[Lines of data]
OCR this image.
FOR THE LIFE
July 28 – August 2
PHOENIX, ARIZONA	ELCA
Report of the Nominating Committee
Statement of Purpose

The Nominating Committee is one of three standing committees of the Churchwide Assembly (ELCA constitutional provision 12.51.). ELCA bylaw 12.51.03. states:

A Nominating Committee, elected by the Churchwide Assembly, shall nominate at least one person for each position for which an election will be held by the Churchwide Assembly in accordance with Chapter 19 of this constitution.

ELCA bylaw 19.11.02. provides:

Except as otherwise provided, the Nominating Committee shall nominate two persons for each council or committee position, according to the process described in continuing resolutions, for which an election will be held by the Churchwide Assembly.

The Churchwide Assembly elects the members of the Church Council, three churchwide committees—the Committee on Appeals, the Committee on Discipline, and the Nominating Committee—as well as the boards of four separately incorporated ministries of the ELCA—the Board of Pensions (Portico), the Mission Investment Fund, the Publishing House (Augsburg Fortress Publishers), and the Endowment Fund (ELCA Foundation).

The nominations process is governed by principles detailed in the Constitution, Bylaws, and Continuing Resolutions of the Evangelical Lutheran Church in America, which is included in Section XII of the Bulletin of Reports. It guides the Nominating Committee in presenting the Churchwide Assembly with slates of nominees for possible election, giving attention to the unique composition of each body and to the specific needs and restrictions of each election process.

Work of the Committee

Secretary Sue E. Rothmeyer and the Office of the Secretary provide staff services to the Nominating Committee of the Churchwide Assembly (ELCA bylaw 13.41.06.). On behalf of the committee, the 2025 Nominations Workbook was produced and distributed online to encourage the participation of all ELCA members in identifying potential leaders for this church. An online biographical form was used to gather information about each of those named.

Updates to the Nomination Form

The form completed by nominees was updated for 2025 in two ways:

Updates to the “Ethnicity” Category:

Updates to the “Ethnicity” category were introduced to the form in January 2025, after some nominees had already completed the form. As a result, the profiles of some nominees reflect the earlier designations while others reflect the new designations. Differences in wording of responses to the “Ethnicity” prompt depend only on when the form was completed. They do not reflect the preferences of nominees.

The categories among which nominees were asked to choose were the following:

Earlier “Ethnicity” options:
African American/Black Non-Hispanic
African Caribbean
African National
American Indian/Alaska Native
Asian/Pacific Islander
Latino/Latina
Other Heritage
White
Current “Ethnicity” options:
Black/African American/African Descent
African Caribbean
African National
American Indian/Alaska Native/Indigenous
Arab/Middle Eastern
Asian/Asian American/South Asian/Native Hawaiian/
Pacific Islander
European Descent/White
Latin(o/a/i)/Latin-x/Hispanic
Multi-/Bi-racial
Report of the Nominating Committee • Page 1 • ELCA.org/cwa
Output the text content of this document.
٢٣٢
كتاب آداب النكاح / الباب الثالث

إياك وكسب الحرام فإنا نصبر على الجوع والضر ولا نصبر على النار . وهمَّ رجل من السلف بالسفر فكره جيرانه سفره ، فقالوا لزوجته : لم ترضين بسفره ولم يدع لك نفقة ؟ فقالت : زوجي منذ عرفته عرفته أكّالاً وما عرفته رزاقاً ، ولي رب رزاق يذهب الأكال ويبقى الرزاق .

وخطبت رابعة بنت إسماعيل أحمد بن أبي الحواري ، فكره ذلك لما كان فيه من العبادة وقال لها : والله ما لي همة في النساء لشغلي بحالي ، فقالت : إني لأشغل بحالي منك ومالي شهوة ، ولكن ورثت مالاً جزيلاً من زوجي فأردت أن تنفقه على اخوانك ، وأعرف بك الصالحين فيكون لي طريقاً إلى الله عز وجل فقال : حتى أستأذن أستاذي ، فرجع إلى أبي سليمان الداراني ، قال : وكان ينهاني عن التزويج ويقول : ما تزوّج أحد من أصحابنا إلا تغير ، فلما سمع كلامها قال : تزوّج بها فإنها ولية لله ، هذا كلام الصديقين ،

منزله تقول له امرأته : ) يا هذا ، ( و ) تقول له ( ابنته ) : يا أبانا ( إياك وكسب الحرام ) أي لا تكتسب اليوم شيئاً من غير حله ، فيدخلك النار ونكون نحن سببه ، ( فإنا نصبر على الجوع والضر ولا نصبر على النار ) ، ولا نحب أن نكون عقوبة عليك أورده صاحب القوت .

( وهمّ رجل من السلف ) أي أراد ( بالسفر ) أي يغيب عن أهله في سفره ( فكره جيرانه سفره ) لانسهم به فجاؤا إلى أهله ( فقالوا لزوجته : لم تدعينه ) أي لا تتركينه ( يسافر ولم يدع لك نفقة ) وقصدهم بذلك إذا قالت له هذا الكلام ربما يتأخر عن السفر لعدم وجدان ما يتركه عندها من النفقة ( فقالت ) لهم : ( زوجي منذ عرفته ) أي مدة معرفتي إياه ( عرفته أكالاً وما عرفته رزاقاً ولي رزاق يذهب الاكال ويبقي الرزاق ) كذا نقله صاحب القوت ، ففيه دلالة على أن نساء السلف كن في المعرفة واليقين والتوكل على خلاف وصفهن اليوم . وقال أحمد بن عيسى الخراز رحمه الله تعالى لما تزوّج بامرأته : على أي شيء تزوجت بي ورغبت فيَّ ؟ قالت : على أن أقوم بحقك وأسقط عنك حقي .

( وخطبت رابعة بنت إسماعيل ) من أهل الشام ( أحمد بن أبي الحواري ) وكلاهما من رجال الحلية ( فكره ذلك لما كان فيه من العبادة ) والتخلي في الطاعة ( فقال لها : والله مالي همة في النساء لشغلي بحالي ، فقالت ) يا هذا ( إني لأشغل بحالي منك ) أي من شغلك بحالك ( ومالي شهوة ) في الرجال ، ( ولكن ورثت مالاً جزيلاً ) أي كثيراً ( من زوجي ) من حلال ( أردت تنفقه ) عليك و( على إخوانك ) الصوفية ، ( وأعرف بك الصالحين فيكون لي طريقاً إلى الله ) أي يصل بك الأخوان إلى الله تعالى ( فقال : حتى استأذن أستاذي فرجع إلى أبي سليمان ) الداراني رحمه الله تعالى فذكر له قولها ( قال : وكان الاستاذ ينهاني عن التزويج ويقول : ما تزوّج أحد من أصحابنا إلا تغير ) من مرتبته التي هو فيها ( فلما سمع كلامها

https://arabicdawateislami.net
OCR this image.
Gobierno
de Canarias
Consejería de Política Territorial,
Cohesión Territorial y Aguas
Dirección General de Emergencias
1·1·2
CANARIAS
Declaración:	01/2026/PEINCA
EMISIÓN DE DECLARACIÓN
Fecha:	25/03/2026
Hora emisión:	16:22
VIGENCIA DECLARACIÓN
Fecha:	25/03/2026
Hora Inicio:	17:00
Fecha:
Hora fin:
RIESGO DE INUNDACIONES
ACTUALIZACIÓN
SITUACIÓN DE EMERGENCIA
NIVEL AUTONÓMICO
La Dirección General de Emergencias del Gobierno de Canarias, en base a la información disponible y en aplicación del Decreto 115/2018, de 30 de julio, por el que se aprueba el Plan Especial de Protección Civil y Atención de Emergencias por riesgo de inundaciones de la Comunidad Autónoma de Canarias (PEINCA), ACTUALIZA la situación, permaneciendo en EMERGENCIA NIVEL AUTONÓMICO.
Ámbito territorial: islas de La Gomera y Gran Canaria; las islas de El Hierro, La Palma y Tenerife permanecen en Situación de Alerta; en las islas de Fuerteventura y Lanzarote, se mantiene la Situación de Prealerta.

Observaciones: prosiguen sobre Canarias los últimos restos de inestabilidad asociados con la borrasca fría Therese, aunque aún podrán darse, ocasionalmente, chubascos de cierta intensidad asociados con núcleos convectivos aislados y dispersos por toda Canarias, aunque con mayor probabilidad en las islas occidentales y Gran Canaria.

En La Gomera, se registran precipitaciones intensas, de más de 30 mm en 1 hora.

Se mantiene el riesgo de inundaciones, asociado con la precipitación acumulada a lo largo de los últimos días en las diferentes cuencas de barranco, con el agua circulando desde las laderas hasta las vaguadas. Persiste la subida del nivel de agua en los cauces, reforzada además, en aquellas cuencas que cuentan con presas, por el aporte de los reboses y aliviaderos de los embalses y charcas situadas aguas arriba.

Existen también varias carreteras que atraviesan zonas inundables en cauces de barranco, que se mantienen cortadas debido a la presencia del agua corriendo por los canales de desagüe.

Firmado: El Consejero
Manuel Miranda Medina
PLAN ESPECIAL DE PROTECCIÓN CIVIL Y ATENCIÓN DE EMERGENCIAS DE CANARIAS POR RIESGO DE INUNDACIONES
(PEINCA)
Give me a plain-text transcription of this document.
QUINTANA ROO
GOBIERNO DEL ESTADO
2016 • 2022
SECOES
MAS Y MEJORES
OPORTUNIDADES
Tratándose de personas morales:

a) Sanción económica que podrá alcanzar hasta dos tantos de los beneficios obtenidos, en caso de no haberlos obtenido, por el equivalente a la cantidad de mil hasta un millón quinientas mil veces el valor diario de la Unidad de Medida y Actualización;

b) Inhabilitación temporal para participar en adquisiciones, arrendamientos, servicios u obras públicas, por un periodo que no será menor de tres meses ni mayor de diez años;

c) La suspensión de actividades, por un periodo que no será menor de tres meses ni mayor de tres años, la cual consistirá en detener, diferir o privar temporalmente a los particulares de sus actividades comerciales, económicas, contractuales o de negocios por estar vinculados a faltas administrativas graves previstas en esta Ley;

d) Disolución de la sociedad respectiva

■ **What is required**
Copy down every line of the material above that includes the string "العبادة".

■ **Final result**
وخطبت رابعة بنت إسماعيل أحمد بن أبي الحواري ، فكره ذلك لما كان فيه من العبادة وقال لها : والله ما لي همة في النساء لشغلي بحالي ، فقالت : إني لأشغل بحالي منك ومالي شهوة ، ولكن ورثت مالاً جزيلاً من زوجي فأردت أن تنفقه على اخوانك ، وأعرف بك الصالحين فيكون لي طريقاً إلى الله عز وجل فقال : حتى أستأذن أستاذي ، فرجع إلى أبي سليمان الداراني ، قال : وكان ينهاني عن التزويج ويقول : ما تزوّج أحد من أصحابنا إلا تغير ، فلما سمع كلامها قال : تزوّج بها فإنها ولية لله ، هذا كلام الصديقين ،
( وخطبت رابعة بنت إسماعيل ) من أهل الشام ( أحمد بن أبي الحواري ) وكلاهما من رجال الحلية ( فكره ذلك لما كان فيه من العبادة ) والتخلي في الطاعة ( فقال لها : والله مالي همة في النساء لشغلي بحالي ، فقالت ) يا هذا ( إني لأشغل بحالي منك ) أي من شغلك بحالك ( ومالي شهوة ) في الرجال ، ( ولكن ورثت مالاً جزيلاً ) أي كثيراً ( من زوجي ) من حلال ( أردت تنفقه ) عليك و( على إخوانك ) الصوفية ، ( وأعرف بك الصالحين فيكون لي طريقاً إلى الله ) أي يصل بك الأخوان إلى الله تعالى ( فقال : حتى استأذن أستاذي فرجع إلى أبي سليمان ) الداراني رحمه الله تعالى فذكر له قولها ( قال : وكان الاستاذ ينهاني عن التزويج ويقول : ما تزوّج أحد من أصحابنا إلا تغير ) من مرتبته التي هو فيها ( فلما سمع كلامها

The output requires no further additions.